WHAT TO DO:
Omit every picture, then give all the entries again exactly.

RECORDS SUPPLIED:
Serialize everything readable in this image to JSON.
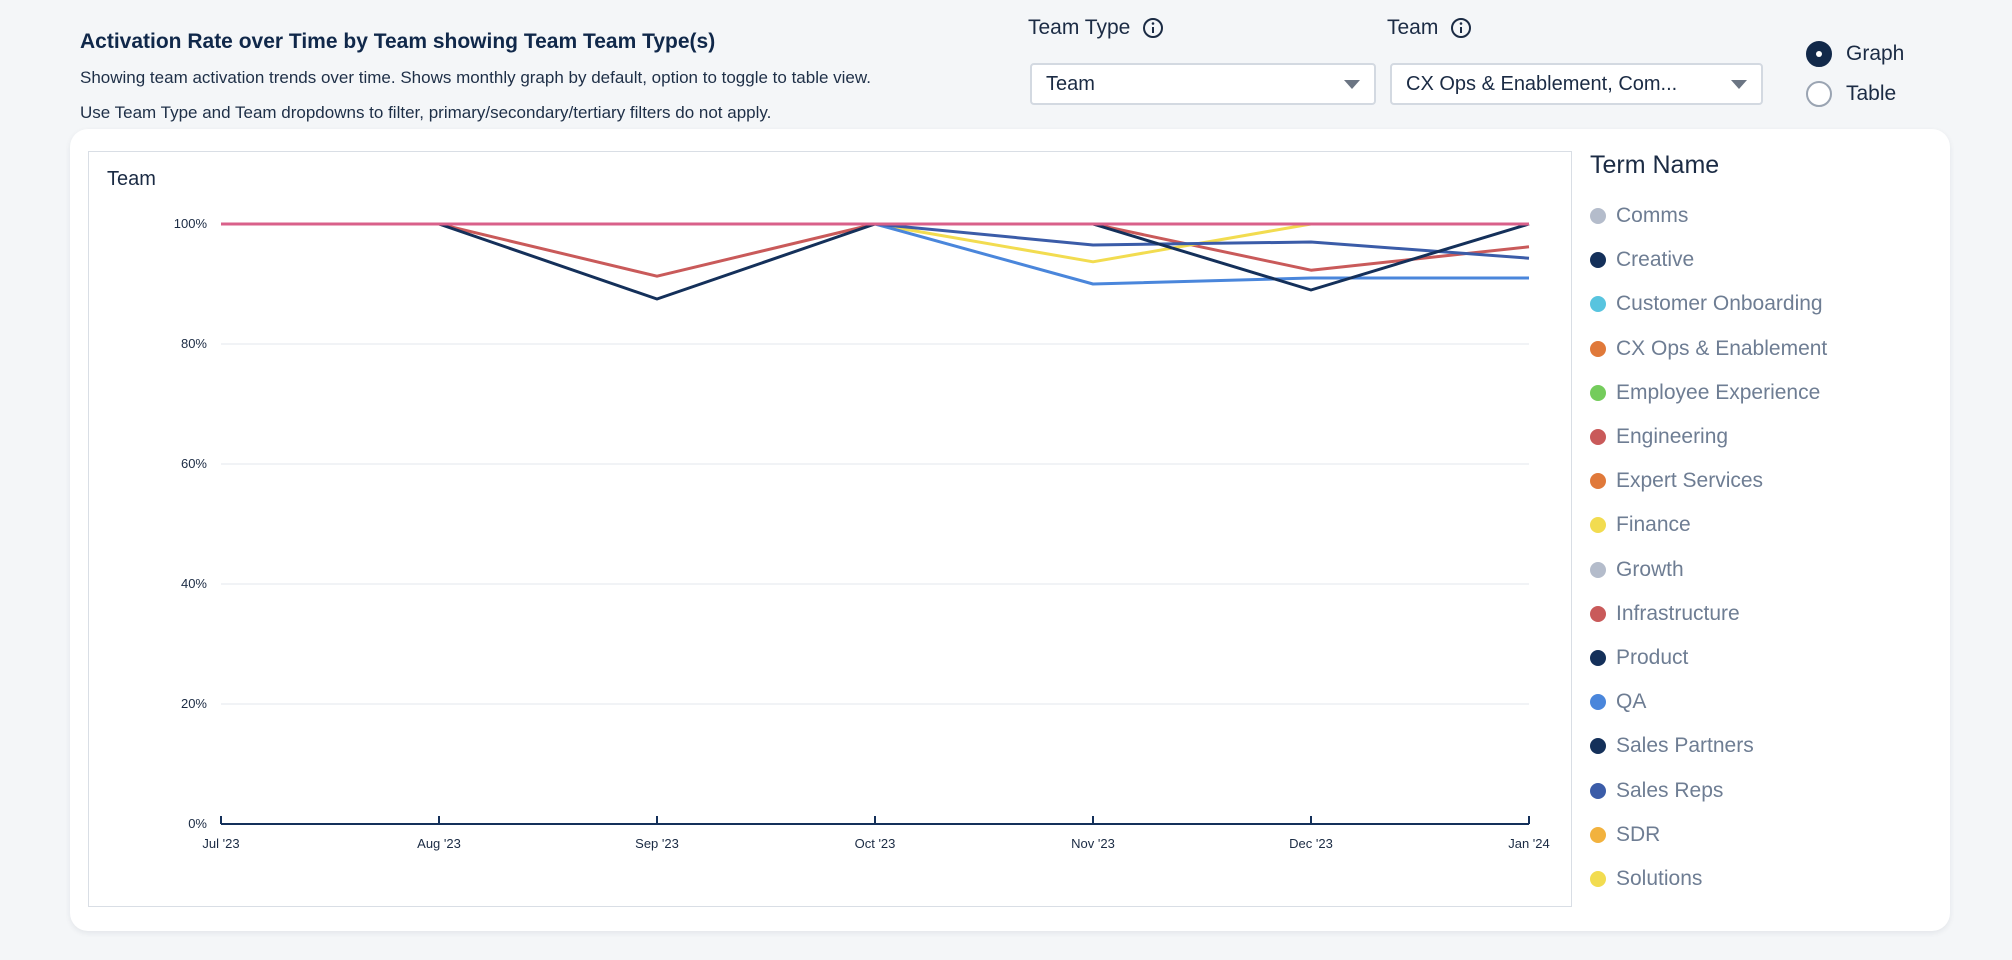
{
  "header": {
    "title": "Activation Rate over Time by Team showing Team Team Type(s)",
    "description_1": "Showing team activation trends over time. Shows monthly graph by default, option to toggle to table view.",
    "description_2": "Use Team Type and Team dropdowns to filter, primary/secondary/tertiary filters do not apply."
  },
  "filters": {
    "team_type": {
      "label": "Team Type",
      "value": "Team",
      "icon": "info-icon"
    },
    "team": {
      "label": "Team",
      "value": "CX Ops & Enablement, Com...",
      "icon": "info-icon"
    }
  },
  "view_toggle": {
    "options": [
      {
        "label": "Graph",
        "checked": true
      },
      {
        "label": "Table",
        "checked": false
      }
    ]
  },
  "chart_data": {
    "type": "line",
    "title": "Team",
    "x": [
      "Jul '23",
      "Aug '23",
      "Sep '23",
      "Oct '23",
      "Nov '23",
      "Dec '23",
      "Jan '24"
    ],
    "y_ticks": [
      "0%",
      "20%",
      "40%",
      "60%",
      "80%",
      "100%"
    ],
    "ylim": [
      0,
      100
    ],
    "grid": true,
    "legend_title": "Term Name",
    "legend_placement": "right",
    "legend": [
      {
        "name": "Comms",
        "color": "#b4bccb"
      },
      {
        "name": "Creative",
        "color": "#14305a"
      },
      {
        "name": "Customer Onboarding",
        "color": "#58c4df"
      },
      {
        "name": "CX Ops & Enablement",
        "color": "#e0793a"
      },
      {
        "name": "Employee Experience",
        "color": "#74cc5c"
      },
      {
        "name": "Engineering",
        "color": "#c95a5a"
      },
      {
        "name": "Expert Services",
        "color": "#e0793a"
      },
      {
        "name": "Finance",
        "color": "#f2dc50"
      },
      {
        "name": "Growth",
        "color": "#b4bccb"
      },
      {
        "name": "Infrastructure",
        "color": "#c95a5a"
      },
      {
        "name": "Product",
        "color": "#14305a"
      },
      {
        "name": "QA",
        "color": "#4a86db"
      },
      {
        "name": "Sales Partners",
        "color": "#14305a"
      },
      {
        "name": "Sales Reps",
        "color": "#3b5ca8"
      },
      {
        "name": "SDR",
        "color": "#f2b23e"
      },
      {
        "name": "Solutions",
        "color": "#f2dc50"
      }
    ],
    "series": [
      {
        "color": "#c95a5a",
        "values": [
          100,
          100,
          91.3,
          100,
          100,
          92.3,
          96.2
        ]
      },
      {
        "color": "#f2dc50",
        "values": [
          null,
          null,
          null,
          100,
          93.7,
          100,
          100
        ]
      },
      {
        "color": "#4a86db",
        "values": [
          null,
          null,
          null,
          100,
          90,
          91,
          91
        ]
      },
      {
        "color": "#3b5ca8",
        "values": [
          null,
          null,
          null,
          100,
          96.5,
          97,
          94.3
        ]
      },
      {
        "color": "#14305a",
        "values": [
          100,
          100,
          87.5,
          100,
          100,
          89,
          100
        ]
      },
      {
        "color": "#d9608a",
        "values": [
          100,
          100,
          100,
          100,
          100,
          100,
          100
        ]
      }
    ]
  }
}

RESULT FOR THIS TASK:
Serialize everything readable in this image to JSON.
{
  "header": {
    "title": "Activation Rate over Time by Team showing Team Team Type(s)",
    "description_1": "Showing team activation trends over time. Shows monthly graph by default, option to toggle to table view.",
    "description_2": "Use Team Type and Team dropdowns to filter, primary/secondary/tertiary filters do not apply."
  },
  "filters": {
    "team_type": {
      "label": "Team Type",
      "value": "Team",
      "icon": "info-icon"
    },
    "team": {
      "label": "Team",
      "value": "CX Ops & Enablement, Com...",
      "icon": "info-icon"
    }
  },
  "view_toggle": {
    "options": [
      {
        "label": "Graph",
        "checked": true
      },
      {
        "label": "Table",
        "checked": false
      }
    ]
  },
  "chart_data": {
    "type": "line",
    "title": "Team",
    "x": [
      "Jul '23",
      "Aug '23",
      "Sep '23",
      "Oct '23",
      "Nov '23",
      "Dec '23",
      "Jan '24"
    ],
    "y_ticks": [
      "0%",
      "20%",
      "40%",
      "60%",
      "80%",
      "100%"
    ],
    "ylim": [
      0,
      100
    ],
    "grid": true,
    "legend_title": "Term Name",
    "legend_placement": "right",
    "legend": [
      {
        "name": "Comms",
        "color": "#b4bccb"
      },
      {
        "name": "Creative",
        "color": "#14305a"
      },
      {
        "name": "Customer Onboarding",
        "color": "#58c4df"
      },
      {
        "name": "CX Ops & Enablement",
        "color": "#e0793a"
      },
      {
        "name": "Employee Experience",
        "color": "#74cc5c"
      },
      {
        "name": "Engineering",
        "color": "#c95a5a"
      },
      {
        "name": "Expert Services",
        "color": "#e0793a"
      },
      {
        "name": "Finance",
        "color": "#f2dc50"
      },
      {
        "name": "Growth",
        "color": "#b4bccb"
      },
      {
        "name": "Infrastructure",
        "color": "#c95a5a"
      },
      {
        "name": "Product",
        "color": "#14305a"
      },
      {
        "name": "QA",
        "color": "#4a86db"
      },
      {
        "name": "Sales Partners",
        "color": "#14305a"
      },
      {
        "name": "Sales Reps",
        "color": "#3b5ca8"
      },
      {
        "name": "SDR",
        "color": "#f2b23e"
      },
      {
        "name": "Solutions",
        "color": "#f2dc50"
      }
    ],
    "series": [
      {
        "color": "#c95a5a",
        "values": [
          100,
          100,
          91.3,
          100,
          100,
          92.3,
          96.2
        ]
      },
      {
        "color": "#f2dc50",
        "values": [
          null,
          null,
          null,
          100,
          93.7,
          100,
          100
        ]
      },
      {
        "color": "#4a86db",
        "values": [
          null,
          null,
          null,
          100,
          90,
          91,
          91
        ]
      },
      {
        "color": "#3b5ca8",
        "values": [
          null,
          null,
          null,
          100,
          96.5,
          97,
          94.3
        ]
      },
      {
        "color": "#14305a",
        "values": [
          100,
          100,
          87.5,
          100,
          100,
          89,
          100
        ]
      },
      {
        "color": "#d9608a",
        "values": [
          100,
          100,
          100,
          100,
          100,
          100,
          100
        ]
      }
    ]
  }
}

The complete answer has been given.